*RECORD SET:*
###
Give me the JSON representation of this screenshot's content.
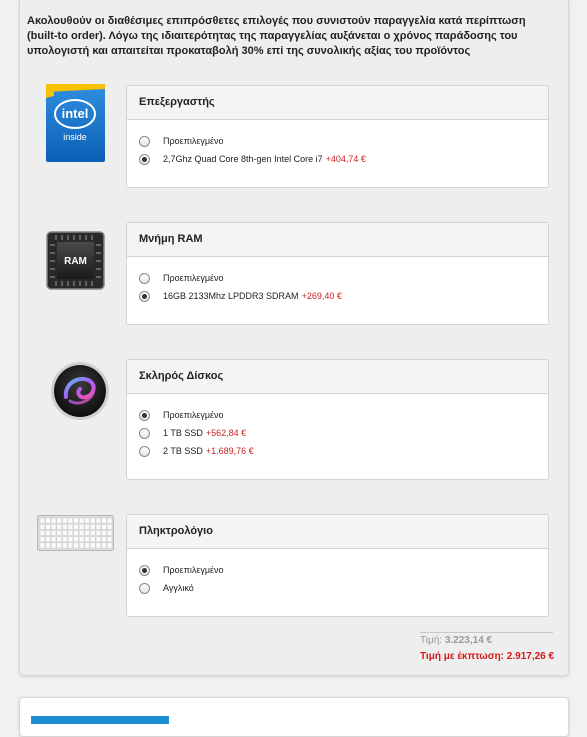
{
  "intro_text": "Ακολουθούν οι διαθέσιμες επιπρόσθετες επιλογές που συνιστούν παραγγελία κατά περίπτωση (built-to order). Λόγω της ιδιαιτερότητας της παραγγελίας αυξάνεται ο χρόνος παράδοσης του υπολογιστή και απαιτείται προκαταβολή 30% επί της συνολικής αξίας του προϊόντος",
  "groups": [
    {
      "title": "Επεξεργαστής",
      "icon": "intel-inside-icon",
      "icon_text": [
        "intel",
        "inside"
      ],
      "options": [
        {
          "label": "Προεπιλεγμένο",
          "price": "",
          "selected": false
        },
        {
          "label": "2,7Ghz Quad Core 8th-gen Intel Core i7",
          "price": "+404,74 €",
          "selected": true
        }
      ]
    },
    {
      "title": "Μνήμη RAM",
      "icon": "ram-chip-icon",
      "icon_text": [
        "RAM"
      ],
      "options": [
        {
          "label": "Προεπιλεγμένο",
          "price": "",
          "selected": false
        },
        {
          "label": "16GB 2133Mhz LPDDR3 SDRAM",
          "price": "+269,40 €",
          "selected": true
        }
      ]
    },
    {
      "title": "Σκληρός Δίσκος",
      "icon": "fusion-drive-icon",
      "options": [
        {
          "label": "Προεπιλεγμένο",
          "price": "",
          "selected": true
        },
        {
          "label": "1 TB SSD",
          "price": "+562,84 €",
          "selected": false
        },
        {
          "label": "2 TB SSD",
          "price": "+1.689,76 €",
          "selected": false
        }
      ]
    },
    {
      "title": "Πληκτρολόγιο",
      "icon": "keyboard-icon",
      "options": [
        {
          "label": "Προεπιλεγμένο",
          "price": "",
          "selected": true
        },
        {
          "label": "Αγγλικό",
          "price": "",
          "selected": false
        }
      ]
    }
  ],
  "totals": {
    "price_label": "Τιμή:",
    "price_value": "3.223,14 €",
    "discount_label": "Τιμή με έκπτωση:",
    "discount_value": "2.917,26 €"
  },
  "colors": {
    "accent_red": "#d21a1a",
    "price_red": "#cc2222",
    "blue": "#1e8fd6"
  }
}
###
Find the number of lines in which the word "title" occurs, and write nothing but that number.

*ANSWER TO THIS TASK:*
4